- INSTRUCTIONS TO FOLLOW: Find the lines containing the word "Photo" and copy every one of them.

- PROVIDED RECORDS:
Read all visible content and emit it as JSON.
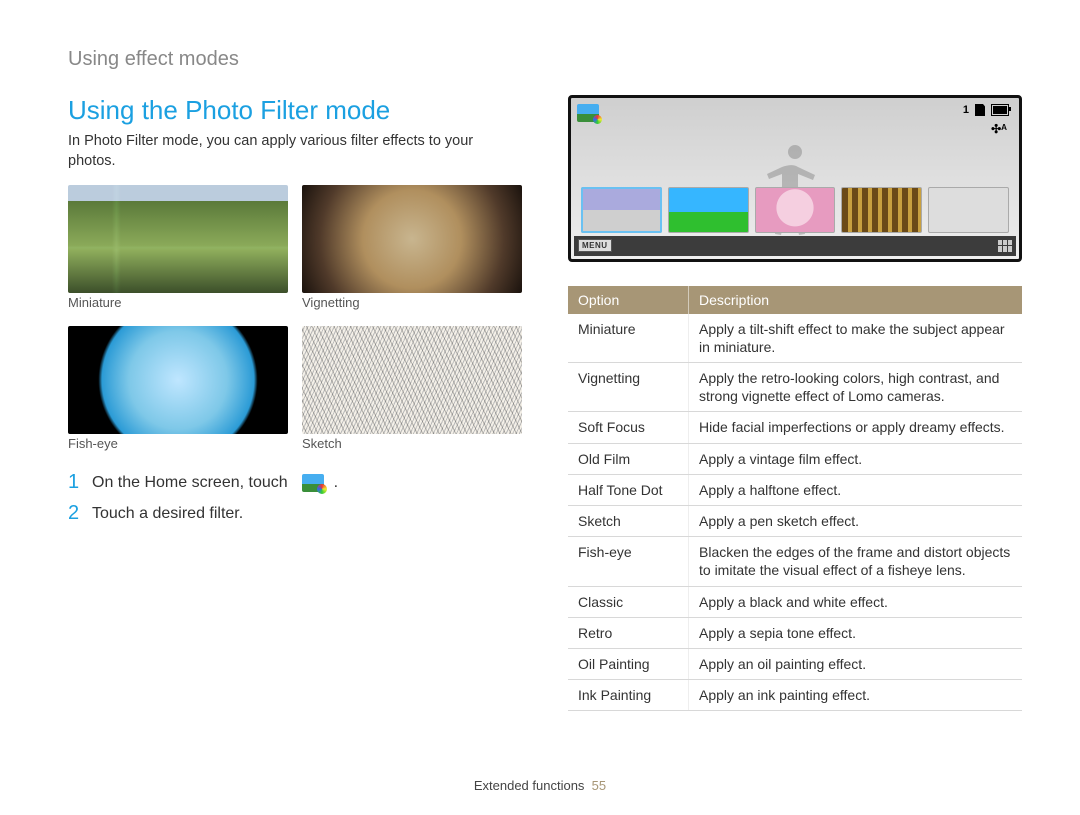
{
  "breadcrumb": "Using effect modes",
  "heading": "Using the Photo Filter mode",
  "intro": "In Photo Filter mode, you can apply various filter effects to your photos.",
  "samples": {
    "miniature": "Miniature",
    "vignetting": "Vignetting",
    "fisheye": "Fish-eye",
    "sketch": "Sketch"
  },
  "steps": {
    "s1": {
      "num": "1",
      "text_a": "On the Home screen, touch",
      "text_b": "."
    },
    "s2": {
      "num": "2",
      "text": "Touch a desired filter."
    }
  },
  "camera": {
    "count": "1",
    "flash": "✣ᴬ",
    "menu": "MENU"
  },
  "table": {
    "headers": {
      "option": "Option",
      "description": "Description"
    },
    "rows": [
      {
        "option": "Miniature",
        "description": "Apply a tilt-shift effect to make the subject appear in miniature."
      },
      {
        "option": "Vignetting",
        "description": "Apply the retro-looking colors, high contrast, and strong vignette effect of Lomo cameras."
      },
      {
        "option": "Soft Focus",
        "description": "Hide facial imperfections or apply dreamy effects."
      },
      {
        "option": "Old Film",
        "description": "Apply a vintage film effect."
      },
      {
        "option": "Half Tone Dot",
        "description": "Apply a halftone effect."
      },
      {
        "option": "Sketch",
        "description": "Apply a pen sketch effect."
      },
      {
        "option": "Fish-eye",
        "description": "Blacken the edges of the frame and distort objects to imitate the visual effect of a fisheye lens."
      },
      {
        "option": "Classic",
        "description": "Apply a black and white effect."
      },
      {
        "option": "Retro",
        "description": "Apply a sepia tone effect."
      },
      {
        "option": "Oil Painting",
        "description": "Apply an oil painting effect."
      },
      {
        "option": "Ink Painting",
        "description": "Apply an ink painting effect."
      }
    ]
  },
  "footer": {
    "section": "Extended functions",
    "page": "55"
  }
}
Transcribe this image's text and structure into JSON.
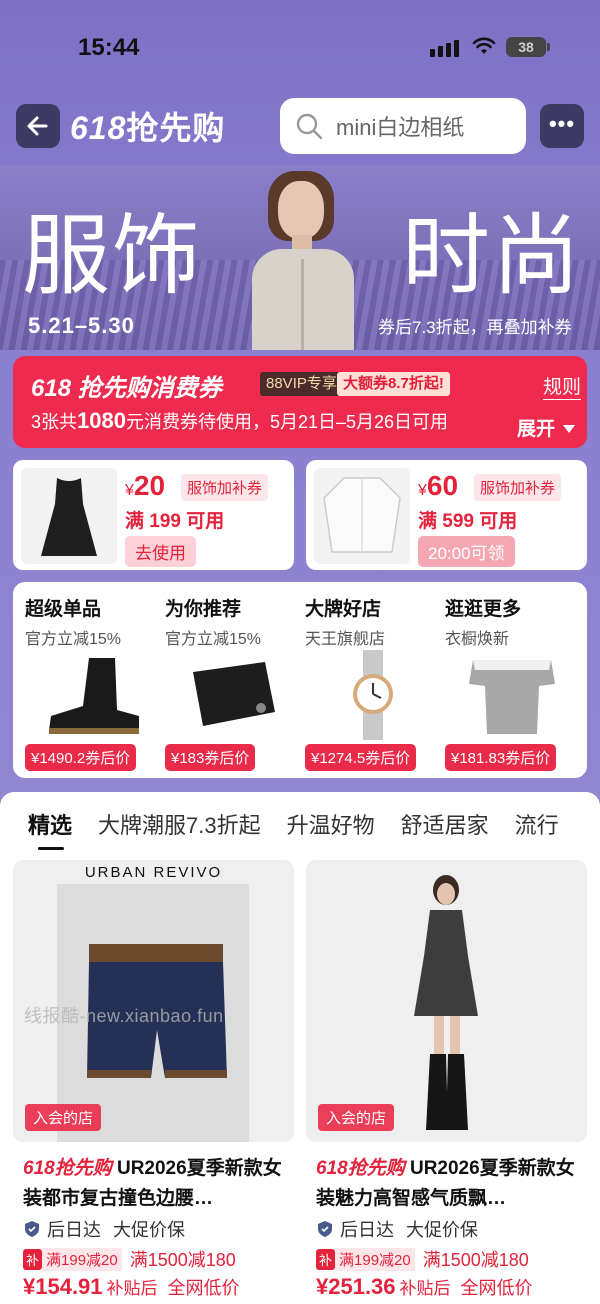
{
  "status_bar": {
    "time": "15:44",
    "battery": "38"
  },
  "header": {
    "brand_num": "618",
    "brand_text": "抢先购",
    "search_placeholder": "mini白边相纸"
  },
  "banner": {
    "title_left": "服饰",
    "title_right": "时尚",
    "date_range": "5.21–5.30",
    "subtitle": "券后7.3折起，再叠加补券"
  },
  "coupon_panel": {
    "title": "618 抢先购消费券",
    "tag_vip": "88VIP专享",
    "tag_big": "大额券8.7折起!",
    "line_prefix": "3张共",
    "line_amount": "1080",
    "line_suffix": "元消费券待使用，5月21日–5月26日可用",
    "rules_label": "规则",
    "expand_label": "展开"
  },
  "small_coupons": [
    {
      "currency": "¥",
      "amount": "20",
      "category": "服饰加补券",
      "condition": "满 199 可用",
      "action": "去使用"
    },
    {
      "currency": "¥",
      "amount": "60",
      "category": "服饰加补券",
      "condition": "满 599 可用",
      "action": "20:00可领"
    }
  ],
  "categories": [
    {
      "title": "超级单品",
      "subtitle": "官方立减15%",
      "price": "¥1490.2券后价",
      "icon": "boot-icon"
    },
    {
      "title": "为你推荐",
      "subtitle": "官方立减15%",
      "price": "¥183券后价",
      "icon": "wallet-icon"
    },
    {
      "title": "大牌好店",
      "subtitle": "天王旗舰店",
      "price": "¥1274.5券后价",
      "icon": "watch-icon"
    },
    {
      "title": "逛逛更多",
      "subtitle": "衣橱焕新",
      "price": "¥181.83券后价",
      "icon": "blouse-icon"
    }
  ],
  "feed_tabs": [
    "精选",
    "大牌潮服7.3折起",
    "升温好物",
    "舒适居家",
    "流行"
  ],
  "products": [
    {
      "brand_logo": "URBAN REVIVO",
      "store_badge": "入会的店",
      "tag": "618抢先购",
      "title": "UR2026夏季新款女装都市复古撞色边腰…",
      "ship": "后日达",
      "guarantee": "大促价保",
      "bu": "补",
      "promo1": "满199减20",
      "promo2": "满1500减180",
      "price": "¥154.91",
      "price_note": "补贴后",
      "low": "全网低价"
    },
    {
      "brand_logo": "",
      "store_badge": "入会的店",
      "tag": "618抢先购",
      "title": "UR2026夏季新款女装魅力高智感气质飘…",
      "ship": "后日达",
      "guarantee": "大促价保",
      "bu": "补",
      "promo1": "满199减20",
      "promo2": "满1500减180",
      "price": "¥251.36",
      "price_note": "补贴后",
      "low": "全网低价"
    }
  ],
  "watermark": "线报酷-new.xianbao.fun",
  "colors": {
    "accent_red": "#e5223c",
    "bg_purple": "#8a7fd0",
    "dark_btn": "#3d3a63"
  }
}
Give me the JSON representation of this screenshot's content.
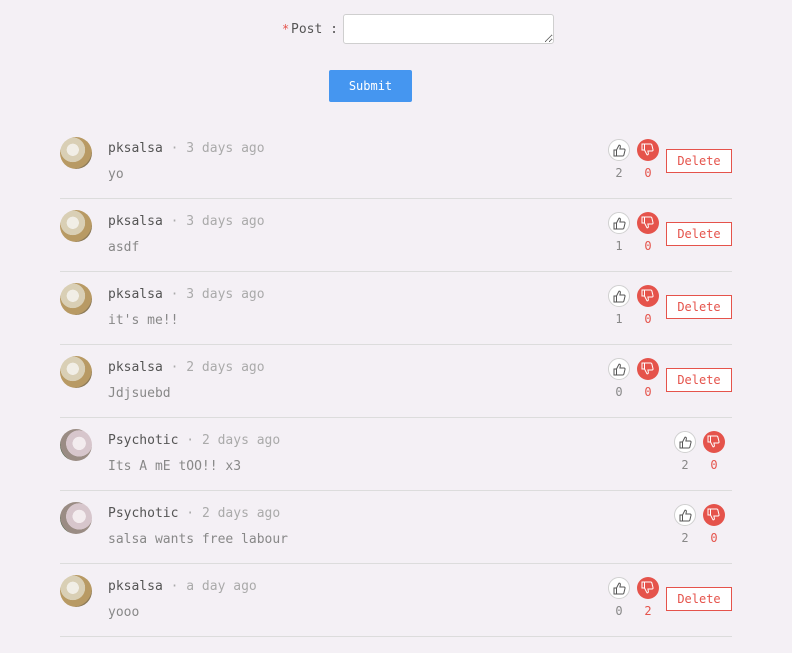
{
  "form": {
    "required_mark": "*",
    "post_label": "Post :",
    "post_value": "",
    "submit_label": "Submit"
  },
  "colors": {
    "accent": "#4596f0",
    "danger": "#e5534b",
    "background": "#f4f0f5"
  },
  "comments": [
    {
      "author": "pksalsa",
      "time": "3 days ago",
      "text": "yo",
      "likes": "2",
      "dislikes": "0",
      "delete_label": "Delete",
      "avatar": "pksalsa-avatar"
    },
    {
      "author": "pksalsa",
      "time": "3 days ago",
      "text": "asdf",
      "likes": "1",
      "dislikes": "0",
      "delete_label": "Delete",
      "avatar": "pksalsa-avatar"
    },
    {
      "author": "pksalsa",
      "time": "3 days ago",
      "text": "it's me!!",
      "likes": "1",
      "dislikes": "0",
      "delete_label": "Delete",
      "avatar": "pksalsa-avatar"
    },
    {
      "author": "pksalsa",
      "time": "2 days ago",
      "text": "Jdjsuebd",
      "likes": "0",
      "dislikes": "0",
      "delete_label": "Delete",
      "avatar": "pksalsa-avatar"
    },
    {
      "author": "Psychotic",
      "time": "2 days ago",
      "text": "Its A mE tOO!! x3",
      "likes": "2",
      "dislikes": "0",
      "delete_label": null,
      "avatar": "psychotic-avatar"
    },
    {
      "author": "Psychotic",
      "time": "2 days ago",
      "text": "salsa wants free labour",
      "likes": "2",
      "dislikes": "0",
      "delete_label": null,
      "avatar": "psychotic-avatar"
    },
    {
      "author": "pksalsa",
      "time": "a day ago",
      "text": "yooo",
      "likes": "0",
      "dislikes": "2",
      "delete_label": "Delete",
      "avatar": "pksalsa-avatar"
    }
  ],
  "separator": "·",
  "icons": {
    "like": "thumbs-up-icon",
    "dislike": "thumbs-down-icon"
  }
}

- EXERCISE RESPONSE:
  "heading": "Using the Photo Filter mode",
  "intro": "In Photo Filter mode, you can apply various filter effects to your photos.",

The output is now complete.